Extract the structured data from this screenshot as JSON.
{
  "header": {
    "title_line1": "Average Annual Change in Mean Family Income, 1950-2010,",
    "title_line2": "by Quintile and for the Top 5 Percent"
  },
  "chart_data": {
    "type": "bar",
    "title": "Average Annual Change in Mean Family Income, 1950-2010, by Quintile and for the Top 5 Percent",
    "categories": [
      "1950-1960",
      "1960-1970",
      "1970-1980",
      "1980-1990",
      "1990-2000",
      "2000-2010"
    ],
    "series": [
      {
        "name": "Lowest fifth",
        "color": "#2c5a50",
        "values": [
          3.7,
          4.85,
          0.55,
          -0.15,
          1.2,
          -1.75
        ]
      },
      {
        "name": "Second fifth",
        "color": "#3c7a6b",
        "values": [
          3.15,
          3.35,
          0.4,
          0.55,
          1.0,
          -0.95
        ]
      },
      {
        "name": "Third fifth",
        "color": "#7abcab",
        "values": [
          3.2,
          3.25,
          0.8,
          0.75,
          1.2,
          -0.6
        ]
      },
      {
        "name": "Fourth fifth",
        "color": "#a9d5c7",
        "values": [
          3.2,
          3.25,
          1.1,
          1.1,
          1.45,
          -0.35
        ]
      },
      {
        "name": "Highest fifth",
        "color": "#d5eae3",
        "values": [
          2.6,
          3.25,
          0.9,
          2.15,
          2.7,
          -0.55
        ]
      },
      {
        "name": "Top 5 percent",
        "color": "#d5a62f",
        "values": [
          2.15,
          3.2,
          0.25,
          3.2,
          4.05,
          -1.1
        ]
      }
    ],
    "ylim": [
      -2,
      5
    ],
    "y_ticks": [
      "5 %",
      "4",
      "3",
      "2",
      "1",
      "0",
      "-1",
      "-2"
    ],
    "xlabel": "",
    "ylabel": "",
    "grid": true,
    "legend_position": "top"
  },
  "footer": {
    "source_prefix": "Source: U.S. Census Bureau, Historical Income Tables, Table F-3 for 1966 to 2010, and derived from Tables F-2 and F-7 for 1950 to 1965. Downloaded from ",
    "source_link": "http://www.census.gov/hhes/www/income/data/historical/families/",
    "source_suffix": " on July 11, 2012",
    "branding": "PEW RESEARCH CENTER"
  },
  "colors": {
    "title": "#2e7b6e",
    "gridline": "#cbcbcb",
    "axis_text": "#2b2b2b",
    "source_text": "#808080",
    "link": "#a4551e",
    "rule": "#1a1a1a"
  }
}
◇ ◇ ◇
> _AIM_:
Your task is to repeat the data exactly; please include every line.

> _TASK OUTPUT_:
Extract the structured data from this screenshot as JSON.
{
  "header": {
    "title_line1": "Average Annual Change in Mean Family Income, 1950-2010,",
    "title_line2": "by Quintile and for the Top 5 Percent"
  },
  "chart_data": {
    "type": "bar",
    "title": "Average Annual Change in Mean Family Income, 1950-2010, by Quintile and for the Top 5 Percent",
    "categories": [
      "1950-1960",
      "1960-1970",
      "1970-1980",
      "1980-1990",
      "1990-2000",
      "2000-2010"
    ],
    "series": [
      {
        "name": "Lowest fifth",
        "color": "#2c5a50",
        "values": [
          3.7,
          4.85,
          0.55,
          -0.15,
          1.2,
          -1.75
        ]
      },
      {
        "name": "Second fifth",
        "color": "#3c7a6b",
        "values": [
          3.15,
          3.35,
          0.4,
          0.55,
          1.0,
          -0.95
        ]
      },
      {
        "name": "Third fifth",
        "color": "#7abcab",
        "values": [
          3.2,
          3.25,
          0.8,
          0.75,
          1.2,
          -0.6
        ]
      },
      {
        "name": "Fourth fifth",
        "color": "#a9d5c7",
        "values": [
          3.2,
          3.25,
          1.1,
          1.1,
          1.45,
          -0.35
        ]
      },
      {
        "name": "Highest fifth",
        "color": "#d5eae3",
        "values": [
          2.6,
          3.25,
          0.9,
          2.15,
          2.7,
          -0.55
        ]
      },
      {
        "name": "Top 5 percent",
        "color": "#d5a62f",
        "values": [
          2.15,
          3.2,
          0.25,
          3.2,
          4.05,
          -1.1
        ]
      }
    ],
    "ylim": [
      -2,
      5
    ],
    "y_ticks": [
      "5 %",
      "4",
      "3",
      "2",
      "1",
      "0",
      "-1",
      "-2"
    ],
    "xlabel": "",
    "ylabel": "",
    "grid": true,
    "legend_position": "top"
  },
  "footer": {
    "source_prefix": "Source: U.S. Census Bureau, Historical Income Tables, Table F-3 for 1966 to 2010, and derived from Tables F-2 and F-7 for 1950 to 1965. Downloaded from ",
    "source_link": "http://www.census.gov/hhes/www/income/data/historical/families/",
    "source_suffix": " on July 11, 2012",
    "branding": "PEW RESEARCH CENTER"
  },
  "colors": {
    "title": "#2e7b6e",
    "gridline": "#cbcbcb",
    "axis_text": "#2b2b2b",
    "source_text": "#808080",
    "link": "#a4551e",
    "rule": "#1a1a1a"
  }
}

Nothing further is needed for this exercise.